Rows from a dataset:

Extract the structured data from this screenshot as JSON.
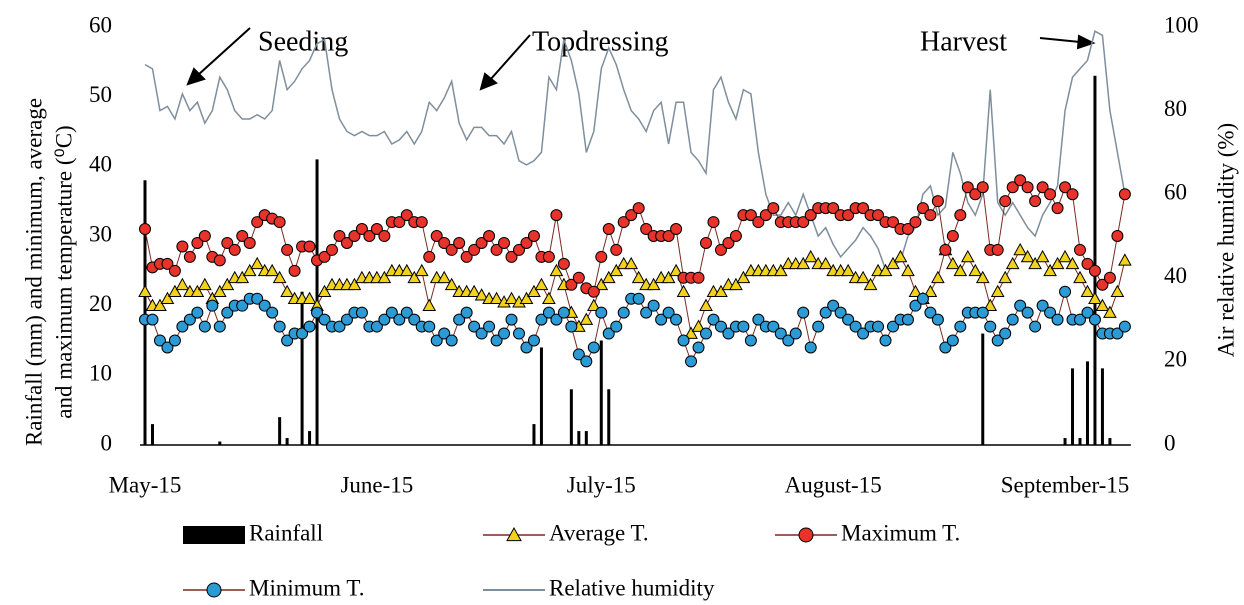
{
  "chart_data": {
    "type": "combo",
    "y_label": [
      "Rainfall (mm) and minimum, average",
      "and maximum temperature (⁰C)"
    ],
    "y2_label": "Air relative humidity (%)",
    "annotations": [
      "Seeding",
      "Topdressing",
      "Harvest"
    ],
    "categories": [
      "May-15",
      null,
      null,
      null,
      null,
      null,
      null,
      null,
      null,
      null,
      null,
      null,
      null,
      null,
      null,
      null,
      null,
      null,
      null,
      null,
      null,
      null,
      null,
      null,
      null,
      null,
      null,
      null,
      null,
      null,
      null,
      "June-15",
      null,
      null,
      null,
      null,
      null,
      null,
      null,
      null,
      null,
      null,
      null,
      null,
      null,
      null,
      null,
      null,
      null,
      null,
      null,
      null,
      null,
      null,
      null,
      null,
      null,
      null,
      null,
      null,
      null,
      "July-15",
      null,
      null,
      null,
      null,
      null,
      null,
      null,
      null,
      null,
      null,
      null,
      null,
      null,
      null,
      null,
      null,
      null,
      null,
      null,
      null,
      null,
      null,
      null,
      null,
      null,
      null,
      null,
      null,
      null,
      null,
      "August-15",
      null,
      null,
      null,
      null,
      null,
      null,
      null,
      null,
      null,
      null,
      null,
      null,
      null,
      null,
      null,
      null,
      null,
      null,
      null,
      null,
      null,
      null,
      null,
      null,
      null,
      null,
      null,
      null,
      null,
      null,
      "September-15",
      null,
      null,
      null,
      null,
      null,
      null,
      null,
      null
    ],
    "ylim": [
      0,
      60
    ],
    "yticks": [
      0,
      10,
      20,
      30,
      40,
      50,
      60
    ],
    "y2lim": [
      0,
      100
    ],
    "y2ticks": [
      0,
      20,
      40,
      60,
      80,
      100
    ],
    "series": [
      {
        "name": "Rainfall",
        "kind": "bar",
        "color": "#000000",
        "values": [
          38,
          3,
          0,
          0,
          0,
          0,
          0,
          0,
          0,
          0,
          0.5,
          0,
          0,
          0,
          0,
          0,
          0,
          0,
          4,
          1,
          0,
          22,
          2,
          41,
          0,
          0,
          0,
          0,
          0,
          0,
          0,
          0,
          0,
          0,
          0,
          0,
          0,
          0,
          0,
          0,
          0,
          0,
          0,
          0,
          0,
          0,
          0,
          0,
          0,
          0,
          0,
          0,
          3,
          14,
          0,
          0,
          0,
          8,
          2,
          2,
          0,
          15,
          8,
          0,
          0,
          0,
          0,
          0,
          0,
          0,
          0,
          0,
          0,
          0,
          0,
          0,
          0,
          0,
          0,
          0,
          0,
          0,
          0,
          0,
          0,
          0,
          0,
          0,
          0,
          0,
          0,
          0,
          0,
          0,
          0,
          0,
          0,
          0,
          0,
          0,
          0,
          0,
          0,
          0,
          0,
          0,
          0,
          0,
          0,
          0,
          0,
          0,
          16,
          0,
          0,
          0,
          0,
          0,
          0,
          0,
          0,
          0,
          0,
          1,
          11,
          1,
          12,
          53,
          11,
          1,
          0,
          0
        ]
      },
      {
        "name": "Average T.",
        "kind": "triangle",
        "color": "#f2d21b",
        "values": [
          22,
          20,
          20,
          21,
          22,
          23,
          22,
          22,
          23,
          21,
          22,
          23,
          24,
          24,
          25,
          26,
          25,
          25,
          24,
          22,
          21,
          21,
          21,
          20,
          22,
          23,
          23,
          23,
          23,
          24,
          24,
          24,
          24,
          25,
          25,
          25,
          24,
          25,
          20,
          24,
          24,
          23,
          22,
          22,
          22,
          21.5,
          21,
          21,
          20.5,
          21,
          20.5,
          21,
          22,
          23,
          21,
          25,
          23,
          19,
          17,
          18,
          20,
          23,
          24,
          25,
          26,
          26,
          24,
          23,
          23,
          24,
          24,
          25,
          22,
          16,
          17,
          20,
          22,
          22,
          23,
          23,
          24,
          25,
          25,
          25,
          25,
          25,
          26,
          26,
          26,
          27,
          26,
          26,
          25,
          25,
          25,
          24,
          24,
          23,
          25,
          25,
          26,
          27,
          25,
          22,
          21,
          22,
          24,
          28,
          26,
          25,
          27,
          25,
          24,
          20,
          22,
          24,
          26,
          28,
          27,
          26,
          27,
          25,
          26,
          27,
          26,
          24,
          22,
          21,
          20,
          19,
          22,
          26.5
        ]
      },
      {
        "name": "Maximum T.",
        "kind": "circle",
        "color": "#e8332b",
        "values": [
          31,
          25.5,
          26,
          26,
          25,
          28.5,
          27,
          29,
          30,
          27,
          26.5,
          29,
          28,
          30,
          29,
          32,
          33,
          32.5,
          32,
          28,
          25,
          28.5,
          28.5,
          26.5,
          27,
          28,
          30,
          29,
          30,
          31,
          30,
          31,
          30,
          32,
          32,
          33,
          32,
          32,
          27,
          30,
          29,
          28,
          29,
          27,
          28,
          29,
          30,
          28,
          29,
          27,
          28,
          29,
          30,
          27,
          27,
          33,
          26,
          23,
          24,
          22.5,
          22,
          27,
          31,
          28,
          32,
          33,
          34,
          31,
          30,
          30,
          30,
          31,
          24,
          24,
          24,
          29,
          32,
          28,
          29,
          30,
          33,
          33,
          32,
          33,
          34,
          32,
          32,
          32,
          32,
          33,
          34,
          34,
          34,
          33,
          33,
          34,
          34,
          33,
          33,
          32,
          32,
          31,
          31,
          32,
          34,
          33,
          35,
          28,
          30,
          33,
          37,
          36,
          37,
          28,
          28,
          35,
          37,
          38,
          37,
          35,
          37,
          36,
          34,
          37,
          36,
          28,
          26,
          25,
          23,
          24,
          30,
          36
        ]
      },
      {
        "name": "Minimum T.",
        "kind": "circle",
        "color": "#2c9ad5",
        "values": [
          18,
          18,
          15,
          14,
          15,
          17,
          18,
          19,
          17,
          20,
          17,
          19,
          20,
          20,
          21,
          21,
          20,
          19,
          17,
          15,
          16,
          16,
          17,
          19,
          18,
          17,
          17,
          18,
          19,
          19,
          17,
          17,
          18,
          19,
          18,
          19,
          18,
          17,
          17,
          15,
          16,
          15,
          18,
          19,
          17,
          16,
          17,
          15,
          16,
          18,
          16,
          14,
          15,
          18,
          19,
          18,
          19,
          17,
          13,
          12,
          14,
          19,
          16,
          17,
          19,
          21,
          21,
          19,
          20,
          18,
          19,
          18,
          15,
          12,
          14,
          16,
          18,
          17,
          16,
          17,
          17,
          15,
          18,
          17,
          17,
          16,
          15,
          16,
          19,
          14,
          17,
          19,
          20,
          19,
          18,
          17,
          16,
          17,
          17,
          15,
          17,
          18,
          18,
          20,
          21,
          19,
          18,
          14,
          15,
          17,
          19,
          19,
          19,
          17,
          15,
          16,
          18,
          20,
          19,
          17,
          20,
          19,
          18,
          22,
          18,
          18,
          19,
          18,
          16,
          16,
          16,
          17
        ]
      },
      {
        "name": "Relative humidity",
        "kind": "line",
        "axis": "y2",
        "color": "#7f8e9c",
        "values": [
          91,
          90,
          80,
          81,
          78,
          84,
          80,
          82,
          77,
          80,
          88,
          85,
          80,
          78,
          78,
          79,
          78,
          80,
          92,
          85,
          87,
          90,
          92,
          96,
          97,
          85,
          78,
          75,
          74,
          75,
          74,
          74,
          75,
          72,
          73,
          75,
          72,
          75,
          82,
          80,
          83,
          87,
          77,
          73,
          76,
          76,
          74,
          74,
          72,
          75,
          68,
          67,
          68,
          70,
          88,
          85,
          97,
          92,
          84,
          70,
          75,
          90,
          95,
          91,
          85,
          80,
          78,
          75,
          80,
          82,
          72,
          82,
          82,
          70,
          68,
          65,
          85,
          88,
          82,
          78,
          85,
          84,
          70,
          60,
          55,
          55,
          58,
          55,
          60,
          55,
          50,
          52,
          48,
          45,
          47,
          49,
          52,
          50,
          47,
          42,
          43,
          44,
          50,
          52,
          60,
          62,
          55,
          57,
          70,
          65,
          58,
          55,
          60,
          85,
          58,
          55,
          58,
          55,
          52,
          50,
          55,
          58,
          62,
          80,
          88,
          90,
          92,
          99,
          98,
          80,
          70,
          60
        ]
      }
    ]
  }
}
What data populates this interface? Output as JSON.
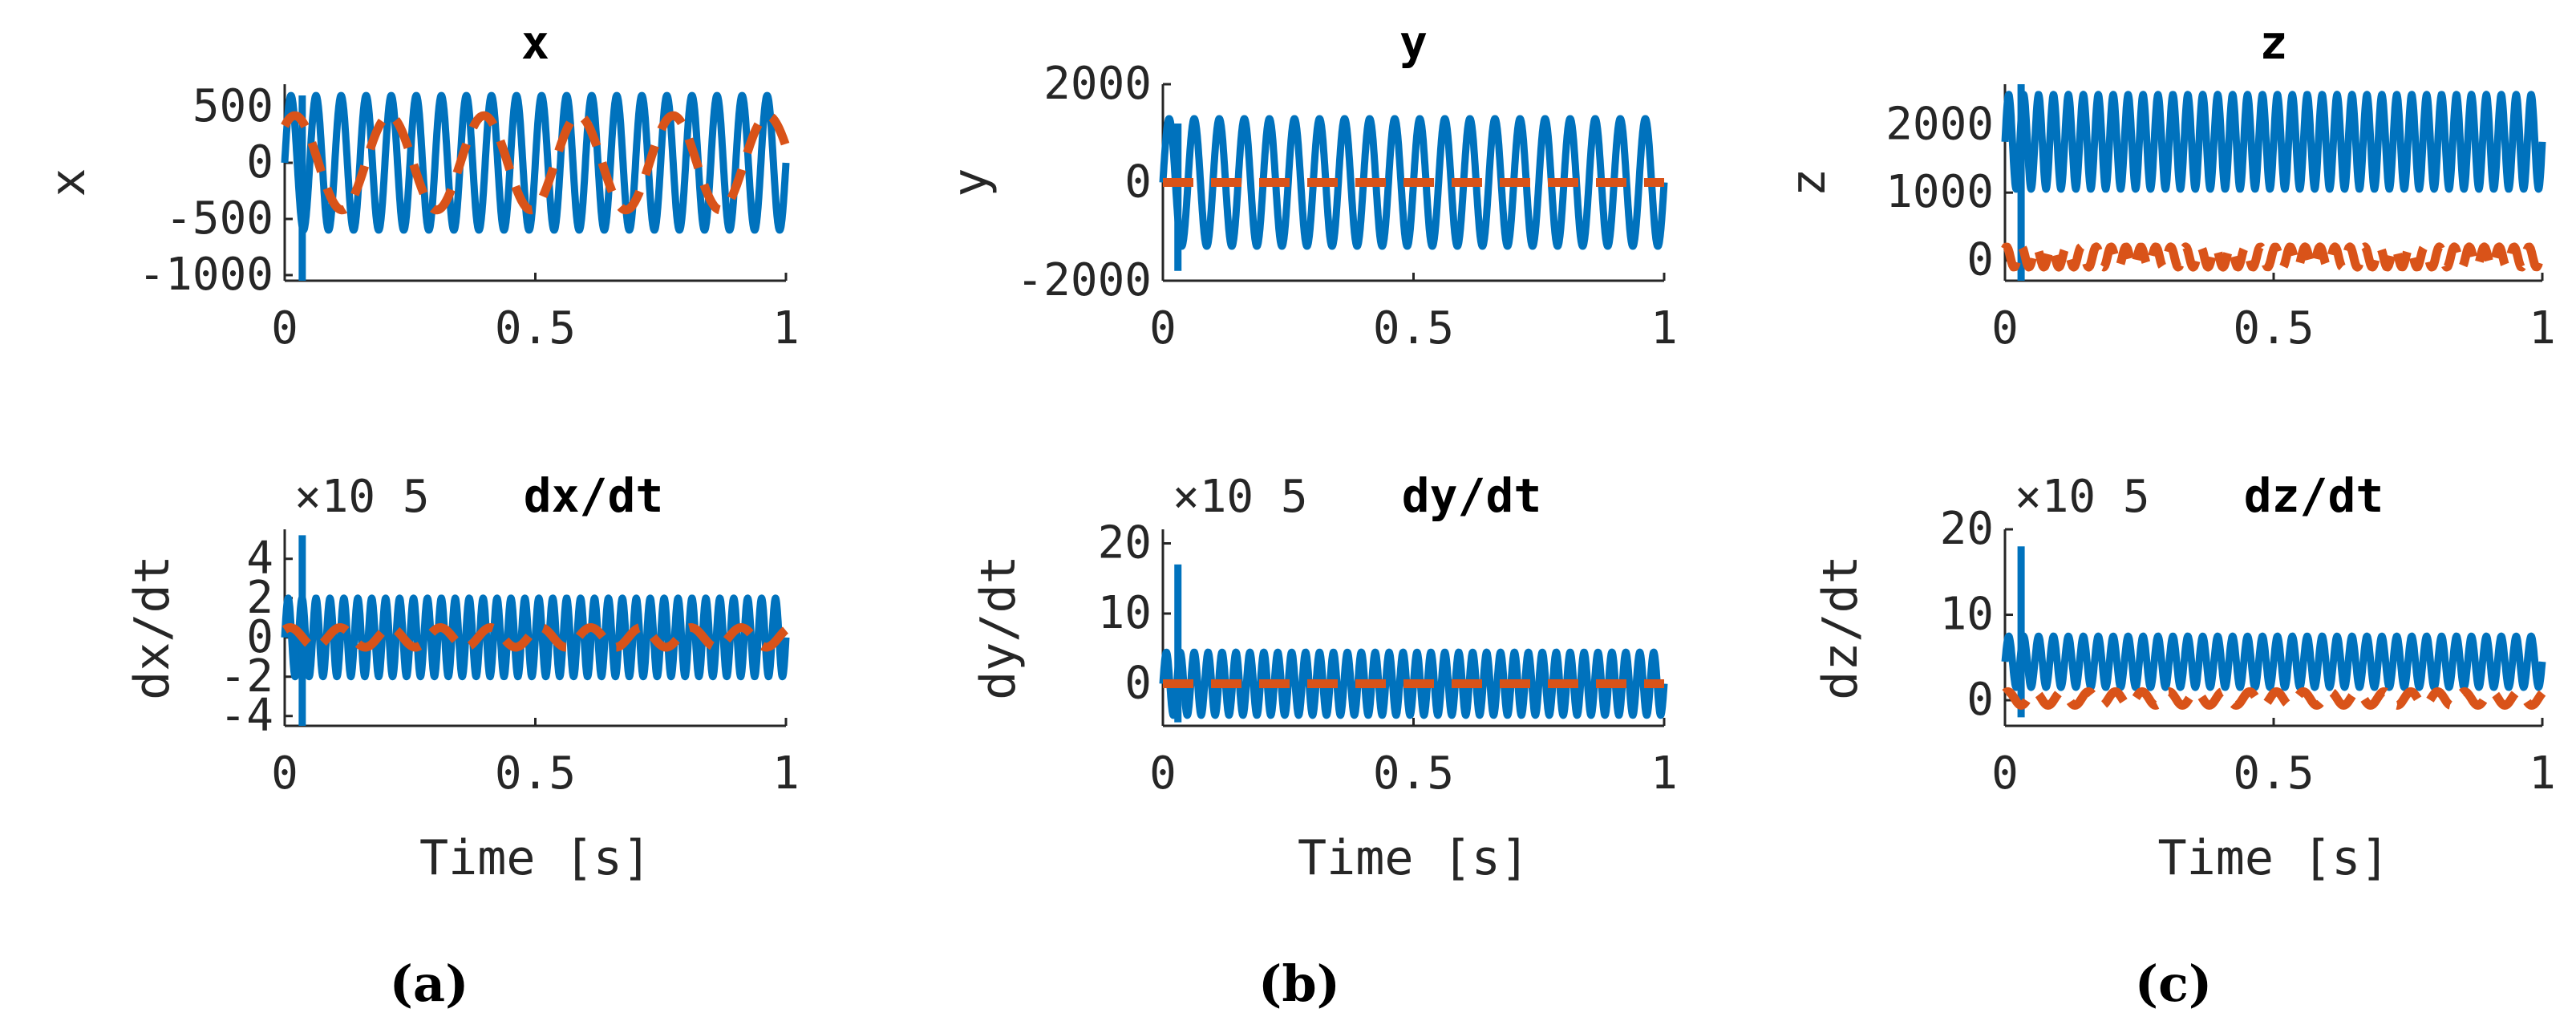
{
  "panel_labels": [
    "(a)",
    "(b)",
    "(c)"
  ],
  "colors": {
    "series_1": "#0072BD",
    "series_2": "#D95319"
  },
  "chart_data": [
    {
      "id": "x",
      "type": "line",
      "title": "x",
      "ylabel": "x",
      "xlabel": "",
      "xlim": [
        0,
        1
      ],
      "ylim": [
        -1050,
        700
      ],
      "xticks": [
        0,
        0.5,
        1
      ],
      "xtick_labels": [
        "0",
        "0.5",
        "1"
      ],
      "yticks": [
        500,
        0,
        -500,
        -1000
      ],
      "ytick_labels": [
        "500",
        "0",
        "-500",
        "-1000"
      ],
      "exponent_label": "",
      "series": [
        {
          "style": "solid",
          "color": "#0072BD",
          "shape": "oscillation",
          "periods": 20,
          "amplitude": 600,
          "offset": 0,
          "transient": {
            "t": 0.035,
            "min": -1050,
            "max": 600
          }
        },
        {
          "style": "dashed",
          "color": "#D95319",
          "shape": "oscillation",
          "periods": 5.3,
          "amplitude": 420,
          "offset": 0
        }
      ]
    },
    {
      "id": "y",
      "type": "line",
      "title": "y",
      "ylabel": "y",
      "xlabel": "",
      "xlim": [
        0,
        1
      ],
      "ylim": [
        -2000,
        2000
      ],
      "xticks": [
        0,
        0.5,
        1
      ],
      "xtick_labels": [
        "0",
        "0.5",
        "1"
      ],
      "yticks": [
        2000,
        0,
        -2000
      ],
      "ytick_labels": [
        "2000",
        "0",
        "-2000"
      ],
      "exponent_label": "",
      "series": [
        {
          "style": "solid",
          "color": "#0072BD",
          "shape": "oscillation",
          "periods": 20,
          "amplitude": 1300,
          "offset": 0,
          "transient": {
            "t": 0.03,
            "min": -1800,
            "max": 1200
          }
        },
        {
          "style": "dashed",
          "color": "#D95319",
          "shape": "constant",
          "amplitude": 0,
          "offset": 0
        }
      ]
    },
    {
      "id": "z",
      "type": "line",
      "title": "z",
      "ylabel": "z",
      "xlabel": "",
      "xlim": [
        0,
        1
      ],
      "ylim": [
        -300,
        2600
      ],
      "xticks": [
        0,
        0.5,
        1
      ],
      "xtick_labels": [
        "0",
        "0.5",
        "1"
      ],
      "yticks": [
        2000,
        1000,
        0
      ],
      "ytick_labels": [
        "2000",
        "1000",
        "0"
      ],
      "exponent_label": "",
      "series": [
        {
          "style": "solid",
          "color": "#0072BD",
          "shape": "oscillation",
          "periods": 36,
          "amplitude": 700,
          "offset": 1750,
          "transient": {
            "t": 0.03,
            "min": -300,
            "max": 2600
          }
        },
        {
          "style": "dashed",
          "color": "#D95319",
          "shape": "oscillation",
          "periods": 36,
          "amplitude": 150,
          "offset": 50
        }
      ]
    },
    {
      "id": "dxdt",
      "type": "line",
      "title": "dx/dt",
      "ylabel": "dx/dt",
      "xlabel": "Time [s]",
      "xlim": [
        0,
        1
      ],
      "ylim": [
        -4.5,
        5.5
      ],
      "xticks": [
        0,
        0.5,
        1
      ],
      "xtick_labels": [
        "0",
        "0.5",
        "1"
      ],
      "yticks": [
        4,
        2,
        0,
        -2,
        -4
      ],
      "ytick_labels": [
        "4",
        "2",
        "0",
        "-2",
        "-4"
      ],
      "exponent_label": "×10 5",
      "series": [
        {
          "style": "solid",
          "color": "#0072BD",
          "shape": "oscillation",
          "periods": 36,
          "amplitude": 2,
          "offset": 0,
          "transient": {
            "t": 0.035,
            "min": -4.5,
            "max": 5.2
          }
        },
        {
          "style": "dashed",
          "color": "#D95319",
          "shape": "oscillation",
          "periods": 10,
          "amplitude": 0.5,
          "offset": 0
        }
      ]
    },
    {
      "id": "dydt",
      "type": "line",
      "title": "dy/dt",
      "ylabel": "dy/dt",
      "xlabel": "Time [s]",
      "xlim": [
        0,
        1
      ],
      "ylim": [
        -6,
        22
      ],
      "xticks": [
        0,
        0.5,
        1
      ],
      "xtick_labels": [
        "0",
        "0.5",
        "1"
      ],
      "yticks": [
        20,
        10,
        0
      ],
      "ytick_labels": [
        "20",
        "10",
        "0"
      ],
      "exponent_label": "×10 5",
      "series": [
        {
          "style": "solid",
          "color": "#0072BD",
          "shape": "oscillation",
          "periods": 36,
          "amplitude": 4.5,
          "offset": 0,
          "transient": {
            "t": 0.03,
            "min": -5.5,
            "max": 17
          }
        },
        {
          "style": "dashed",
          "color": "#D95319",
          "shape": "constant",
          "amplitude": 0,
          "offset": 0
        }
      ]
    },
    {
      "id": "dzdt",
      "type": "line",
      "title": "dz/dt",
      "ylabel": "dz/dt",
      "xlabel": "Time [s]",
      "xlim": [
        0,
        1
      ],
      "ylim": [
        -3,
        20
      ],
      "xticks": [
        0,
        0.5,
        1
      ],
      "xtick_labels": [
        "0",
        "0.5",
        "1"
      ],
      "yticks": [
        20,
        10,
        0
      ],
      "ytick_labels": [
        "20",
        "10",
        "0"
      ],
      "exponent_label": "×10 5",
      "series": [
        {
          "style": "solid",
          "color": "#0072BD",
          "shape": "oscillation",
          "periods": 36,
          "amplitude": 3,
          "offset": 4.5,
          "transient": {
            "t": 0.03,
            "min": -2,
            "max": 18
          }
        },
        {
          "style": "dashed",
          "color": "#D95319",
          "shape": "oscillation",
          "periods": 20,
          "amplitude": 0.8,
          "offset": 0.2
        }
      ]
    }
  ]
}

WHAT IS EXPECTED:
Collect the lines that hold "title".

REPLY TO THE EXERCISE:
      "title": "x",
      "title": "y",
      "title": "z",
      "title": "dx/dt",
      "title": "dy/dt",
      "title": "dz/dt",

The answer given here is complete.